(Items from a data source)
========

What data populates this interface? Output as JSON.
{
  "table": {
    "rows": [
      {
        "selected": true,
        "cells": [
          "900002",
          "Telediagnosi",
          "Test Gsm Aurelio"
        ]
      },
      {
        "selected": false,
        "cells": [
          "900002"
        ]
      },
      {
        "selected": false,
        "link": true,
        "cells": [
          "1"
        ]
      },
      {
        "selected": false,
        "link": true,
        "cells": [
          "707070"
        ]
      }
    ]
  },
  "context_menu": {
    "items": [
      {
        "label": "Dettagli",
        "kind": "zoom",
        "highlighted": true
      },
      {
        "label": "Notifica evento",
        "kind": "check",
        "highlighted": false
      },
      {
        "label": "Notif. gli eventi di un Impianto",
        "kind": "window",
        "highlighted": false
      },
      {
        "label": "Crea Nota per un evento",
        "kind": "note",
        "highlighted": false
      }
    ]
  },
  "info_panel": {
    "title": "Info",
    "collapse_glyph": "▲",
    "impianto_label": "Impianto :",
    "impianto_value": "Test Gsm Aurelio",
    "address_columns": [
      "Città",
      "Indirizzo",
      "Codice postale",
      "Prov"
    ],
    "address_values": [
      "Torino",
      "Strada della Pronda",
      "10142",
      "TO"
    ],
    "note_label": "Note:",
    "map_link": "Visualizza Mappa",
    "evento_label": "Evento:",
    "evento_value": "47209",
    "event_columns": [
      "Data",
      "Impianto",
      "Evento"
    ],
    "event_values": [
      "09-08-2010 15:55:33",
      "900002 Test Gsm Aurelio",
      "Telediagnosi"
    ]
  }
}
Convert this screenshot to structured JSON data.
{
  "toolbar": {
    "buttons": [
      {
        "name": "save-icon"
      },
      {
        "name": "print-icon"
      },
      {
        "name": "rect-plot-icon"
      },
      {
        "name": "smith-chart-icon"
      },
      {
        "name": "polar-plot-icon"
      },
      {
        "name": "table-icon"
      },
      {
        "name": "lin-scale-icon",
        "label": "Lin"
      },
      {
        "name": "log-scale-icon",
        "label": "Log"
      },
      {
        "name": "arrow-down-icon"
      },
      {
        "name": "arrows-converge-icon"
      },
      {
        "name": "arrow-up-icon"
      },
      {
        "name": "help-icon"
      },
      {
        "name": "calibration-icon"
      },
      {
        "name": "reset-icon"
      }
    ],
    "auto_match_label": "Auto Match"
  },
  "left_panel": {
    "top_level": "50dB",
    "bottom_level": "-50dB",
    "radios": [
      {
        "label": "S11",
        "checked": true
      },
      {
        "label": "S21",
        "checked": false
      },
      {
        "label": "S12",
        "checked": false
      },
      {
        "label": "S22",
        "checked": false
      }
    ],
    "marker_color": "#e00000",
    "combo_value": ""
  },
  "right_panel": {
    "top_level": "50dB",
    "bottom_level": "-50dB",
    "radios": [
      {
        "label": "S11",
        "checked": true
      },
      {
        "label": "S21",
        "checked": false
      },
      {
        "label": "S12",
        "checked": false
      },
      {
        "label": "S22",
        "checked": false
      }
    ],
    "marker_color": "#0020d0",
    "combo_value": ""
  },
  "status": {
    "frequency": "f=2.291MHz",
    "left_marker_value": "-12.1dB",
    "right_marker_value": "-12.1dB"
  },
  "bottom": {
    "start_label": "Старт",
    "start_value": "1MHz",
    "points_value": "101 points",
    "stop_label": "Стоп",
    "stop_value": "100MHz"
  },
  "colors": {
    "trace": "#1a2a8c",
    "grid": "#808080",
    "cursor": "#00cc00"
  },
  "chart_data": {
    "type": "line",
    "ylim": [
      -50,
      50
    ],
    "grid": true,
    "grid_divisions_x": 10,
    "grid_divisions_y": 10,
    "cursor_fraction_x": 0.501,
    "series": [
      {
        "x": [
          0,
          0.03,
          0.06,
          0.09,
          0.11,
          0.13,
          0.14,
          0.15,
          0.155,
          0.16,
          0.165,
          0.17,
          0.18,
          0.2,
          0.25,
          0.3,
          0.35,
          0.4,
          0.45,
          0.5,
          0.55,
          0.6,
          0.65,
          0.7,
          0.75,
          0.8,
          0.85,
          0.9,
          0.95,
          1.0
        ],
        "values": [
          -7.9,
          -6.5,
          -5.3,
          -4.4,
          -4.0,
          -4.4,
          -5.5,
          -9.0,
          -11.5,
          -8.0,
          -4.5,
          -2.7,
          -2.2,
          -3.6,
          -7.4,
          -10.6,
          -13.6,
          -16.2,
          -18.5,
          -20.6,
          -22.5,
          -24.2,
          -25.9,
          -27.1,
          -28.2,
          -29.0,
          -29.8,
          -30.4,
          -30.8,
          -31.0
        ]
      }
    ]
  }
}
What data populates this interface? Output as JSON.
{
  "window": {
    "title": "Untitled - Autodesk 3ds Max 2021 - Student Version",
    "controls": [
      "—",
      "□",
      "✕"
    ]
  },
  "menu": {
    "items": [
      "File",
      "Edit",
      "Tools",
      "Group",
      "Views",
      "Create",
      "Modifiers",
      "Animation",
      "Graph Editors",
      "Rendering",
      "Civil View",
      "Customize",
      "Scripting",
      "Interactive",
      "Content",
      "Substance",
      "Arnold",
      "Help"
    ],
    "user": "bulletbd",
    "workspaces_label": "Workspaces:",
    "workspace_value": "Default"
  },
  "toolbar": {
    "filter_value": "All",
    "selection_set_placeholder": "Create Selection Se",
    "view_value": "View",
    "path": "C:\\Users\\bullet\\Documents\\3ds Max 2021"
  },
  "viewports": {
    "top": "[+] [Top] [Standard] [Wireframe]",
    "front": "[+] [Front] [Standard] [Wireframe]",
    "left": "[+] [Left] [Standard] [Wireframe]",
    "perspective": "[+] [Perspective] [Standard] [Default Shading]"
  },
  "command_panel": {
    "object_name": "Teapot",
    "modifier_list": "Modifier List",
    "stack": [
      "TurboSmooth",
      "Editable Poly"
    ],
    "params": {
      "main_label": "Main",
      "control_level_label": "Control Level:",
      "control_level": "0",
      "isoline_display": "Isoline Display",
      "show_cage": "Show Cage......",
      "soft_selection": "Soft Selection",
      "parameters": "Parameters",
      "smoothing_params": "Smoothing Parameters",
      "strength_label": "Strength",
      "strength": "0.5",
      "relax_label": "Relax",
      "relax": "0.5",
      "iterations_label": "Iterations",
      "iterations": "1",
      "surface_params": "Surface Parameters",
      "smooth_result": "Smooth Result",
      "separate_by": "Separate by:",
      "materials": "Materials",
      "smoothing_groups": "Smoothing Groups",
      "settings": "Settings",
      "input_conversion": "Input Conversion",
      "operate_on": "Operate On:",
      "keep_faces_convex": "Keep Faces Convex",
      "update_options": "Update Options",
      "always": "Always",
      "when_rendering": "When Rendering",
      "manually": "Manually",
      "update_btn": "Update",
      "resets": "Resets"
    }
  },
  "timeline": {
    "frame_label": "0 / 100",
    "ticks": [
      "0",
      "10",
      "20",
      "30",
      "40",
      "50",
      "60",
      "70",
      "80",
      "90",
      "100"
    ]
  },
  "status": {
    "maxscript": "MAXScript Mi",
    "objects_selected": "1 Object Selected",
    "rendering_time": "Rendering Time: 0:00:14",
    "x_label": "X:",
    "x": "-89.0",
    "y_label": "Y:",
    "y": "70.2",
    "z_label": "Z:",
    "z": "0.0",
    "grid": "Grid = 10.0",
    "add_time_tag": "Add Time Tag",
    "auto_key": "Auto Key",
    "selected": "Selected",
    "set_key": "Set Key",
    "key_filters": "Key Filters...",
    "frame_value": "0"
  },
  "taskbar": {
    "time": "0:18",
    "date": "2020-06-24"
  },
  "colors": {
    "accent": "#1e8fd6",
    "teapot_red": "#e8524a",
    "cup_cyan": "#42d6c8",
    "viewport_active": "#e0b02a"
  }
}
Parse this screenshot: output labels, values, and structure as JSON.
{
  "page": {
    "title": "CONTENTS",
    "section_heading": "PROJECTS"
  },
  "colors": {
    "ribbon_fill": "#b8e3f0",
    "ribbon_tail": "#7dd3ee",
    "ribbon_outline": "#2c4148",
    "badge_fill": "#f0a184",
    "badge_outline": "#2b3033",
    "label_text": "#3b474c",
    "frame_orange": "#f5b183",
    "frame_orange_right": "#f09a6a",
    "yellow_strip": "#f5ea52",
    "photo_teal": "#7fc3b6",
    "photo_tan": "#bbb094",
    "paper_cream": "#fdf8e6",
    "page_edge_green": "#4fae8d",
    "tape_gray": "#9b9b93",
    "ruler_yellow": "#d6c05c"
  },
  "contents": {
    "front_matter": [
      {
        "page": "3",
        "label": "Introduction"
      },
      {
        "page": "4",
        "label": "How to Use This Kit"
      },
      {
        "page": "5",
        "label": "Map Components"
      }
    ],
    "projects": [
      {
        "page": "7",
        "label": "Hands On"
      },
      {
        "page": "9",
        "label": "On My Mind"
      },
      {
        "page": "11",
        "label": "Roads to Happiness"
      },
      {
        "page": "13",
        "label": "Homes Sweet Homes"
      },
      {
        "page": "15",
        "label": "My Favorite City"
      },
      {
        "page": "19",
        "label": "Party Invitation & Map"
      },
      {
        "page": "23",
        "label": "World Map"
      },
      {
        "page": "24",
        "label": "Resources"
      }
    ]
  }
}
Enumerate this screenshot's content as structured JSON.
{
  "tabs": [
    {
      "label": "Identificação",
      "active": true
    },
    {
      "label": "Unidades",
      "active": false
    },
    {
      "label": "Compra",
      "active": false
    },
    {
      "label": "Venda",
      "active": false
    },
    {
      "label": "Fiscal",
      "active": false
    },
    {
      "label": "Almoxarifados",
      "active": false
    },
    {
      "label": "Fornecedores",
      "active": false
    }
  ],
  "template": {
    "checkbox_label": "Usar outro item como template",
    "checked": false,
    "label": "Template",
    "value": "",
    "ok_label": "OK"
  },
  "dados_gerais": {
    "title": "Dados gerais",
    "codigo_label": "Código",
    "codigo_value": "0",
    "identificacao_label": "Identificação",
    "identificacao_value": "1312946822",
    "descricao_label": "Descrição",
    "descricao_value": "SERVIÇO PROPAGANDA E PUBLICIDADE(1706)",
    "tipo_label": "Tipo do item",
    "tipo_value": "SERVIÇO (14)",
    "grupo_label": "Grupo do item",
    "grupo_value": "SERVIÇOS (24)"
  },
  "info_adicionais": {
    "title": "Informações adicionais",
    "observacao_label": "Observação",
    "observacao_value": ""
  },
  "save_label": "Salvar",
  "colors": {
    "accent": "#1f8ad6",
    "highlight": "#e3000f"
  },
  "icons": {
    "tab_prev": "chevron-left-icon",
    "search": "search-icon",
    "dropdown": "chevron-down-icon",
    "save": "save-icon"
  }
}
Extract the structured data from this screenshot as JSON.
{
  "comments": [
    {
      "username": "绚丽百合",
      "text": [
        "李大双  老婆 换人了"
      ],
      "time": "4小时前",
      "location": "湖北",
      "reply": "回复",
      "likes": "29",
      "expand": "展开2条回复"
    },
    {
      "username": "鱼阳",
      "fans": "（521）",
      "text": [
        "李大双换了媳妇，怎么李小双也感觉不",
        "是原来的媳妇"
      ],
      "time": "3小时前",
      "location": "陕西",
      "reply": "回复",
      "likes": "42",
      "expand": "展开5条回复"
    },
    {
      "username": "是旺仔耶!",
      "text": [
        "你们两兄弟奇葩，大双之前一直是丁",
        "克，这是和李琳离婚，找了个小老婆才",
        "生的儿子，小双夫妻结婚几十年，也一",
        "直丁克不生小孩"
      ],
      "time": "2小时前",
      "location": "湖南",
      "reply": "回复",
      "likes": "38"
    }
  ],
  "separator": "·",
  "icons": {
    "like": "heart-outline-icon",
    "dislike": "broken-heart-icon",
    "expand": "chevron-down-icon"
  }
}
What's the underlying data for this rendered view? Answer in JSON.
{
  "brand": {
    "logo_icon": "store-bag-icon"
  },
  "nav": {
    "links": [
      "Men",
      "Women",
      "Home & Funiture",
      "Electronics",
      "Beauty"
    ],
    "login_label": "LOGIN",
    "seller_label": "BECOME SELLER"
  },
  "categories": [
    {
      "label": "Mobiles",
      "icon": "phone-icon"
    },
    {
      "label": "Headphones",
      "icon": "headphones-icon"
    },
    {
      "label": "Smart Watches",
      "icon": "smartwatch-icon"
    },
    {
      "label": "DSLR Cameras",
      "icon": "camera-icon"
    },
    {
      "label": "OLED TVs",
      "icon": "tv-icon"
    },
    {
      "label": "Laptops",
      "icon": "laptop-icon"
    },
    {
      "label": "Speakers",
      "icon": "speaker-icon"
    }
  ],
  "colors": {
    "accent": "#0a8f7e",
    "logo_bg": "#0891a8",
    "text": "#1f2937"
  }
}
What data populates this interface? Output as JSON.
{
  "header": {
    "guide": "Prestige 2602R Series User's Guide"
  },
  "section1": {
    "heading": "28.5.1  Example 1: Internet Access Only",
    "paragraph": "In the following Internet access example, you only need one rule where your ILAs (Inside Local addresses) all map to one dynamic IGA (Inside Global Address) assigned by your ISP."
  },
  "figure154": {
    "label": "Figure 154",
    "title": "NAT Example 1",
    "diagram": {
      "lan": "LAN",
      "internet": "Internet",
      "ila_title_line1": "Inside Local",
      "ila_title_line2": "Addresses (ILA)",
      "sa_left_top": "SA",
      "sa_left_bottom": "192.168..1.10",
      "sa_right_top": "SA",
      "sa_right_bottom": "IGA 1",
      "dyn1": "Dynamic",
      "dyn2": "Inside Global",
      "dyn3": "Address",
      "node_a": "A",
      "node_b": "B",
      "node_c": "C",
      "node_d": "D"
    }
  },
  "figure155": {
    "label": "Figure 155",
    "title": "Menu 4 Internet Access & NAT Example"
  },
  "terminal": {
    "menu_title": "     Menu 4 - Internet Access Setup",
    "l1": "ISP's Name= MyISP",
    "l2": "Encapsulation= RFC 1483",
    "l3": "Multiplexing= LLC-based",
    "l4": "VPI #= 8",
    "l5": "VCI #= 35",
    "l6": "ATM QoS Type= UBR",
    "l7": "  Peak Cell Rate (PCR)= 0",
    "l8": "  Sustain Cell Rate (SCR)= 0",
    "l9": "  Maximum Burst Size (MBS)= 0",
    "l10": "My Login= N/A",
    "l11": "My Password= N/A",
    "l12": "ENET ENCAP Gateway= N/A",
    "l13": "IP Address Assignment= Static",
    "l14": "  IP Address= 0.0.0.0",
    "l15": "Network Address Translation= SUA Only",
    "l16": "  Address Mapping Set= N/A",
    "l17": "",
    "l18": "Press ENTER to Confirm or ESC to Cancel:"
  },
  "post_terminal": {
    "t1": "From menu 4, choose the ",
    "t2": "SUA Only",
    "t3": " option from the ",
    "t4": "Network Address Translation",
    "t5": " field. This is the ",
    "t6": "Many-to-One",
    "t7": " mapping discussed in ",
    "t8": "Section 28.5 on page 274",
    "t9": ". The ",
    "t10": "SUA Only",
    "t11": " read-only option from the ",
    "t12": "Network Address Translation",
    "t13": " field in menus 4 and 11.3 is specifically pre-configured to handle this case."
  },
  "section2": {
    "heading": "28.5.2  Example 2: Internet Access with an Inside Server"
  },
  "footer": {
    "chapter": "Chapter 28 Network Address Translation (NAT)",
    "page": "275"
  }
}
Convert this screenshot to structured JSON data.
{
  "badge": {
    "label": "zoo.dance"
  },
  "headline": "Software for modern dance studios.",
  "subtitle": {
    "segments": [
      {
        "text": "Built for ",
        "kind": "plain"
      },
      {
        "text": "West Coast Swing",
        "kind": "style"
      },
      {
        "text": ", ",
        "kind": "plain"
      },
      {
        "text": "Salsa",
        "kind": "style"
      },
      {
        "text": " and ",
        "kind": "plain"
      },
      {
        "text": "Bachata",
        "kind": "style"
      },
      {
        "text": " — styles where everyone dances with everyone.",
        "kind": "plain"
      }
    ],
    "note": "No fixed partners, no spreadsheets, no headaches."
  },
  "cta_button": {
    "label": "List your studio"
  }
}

========

» **The exercise**
For the string "Test", count the lines of the entries above that include it; answer with the number only.

» **Solution to the problem**
3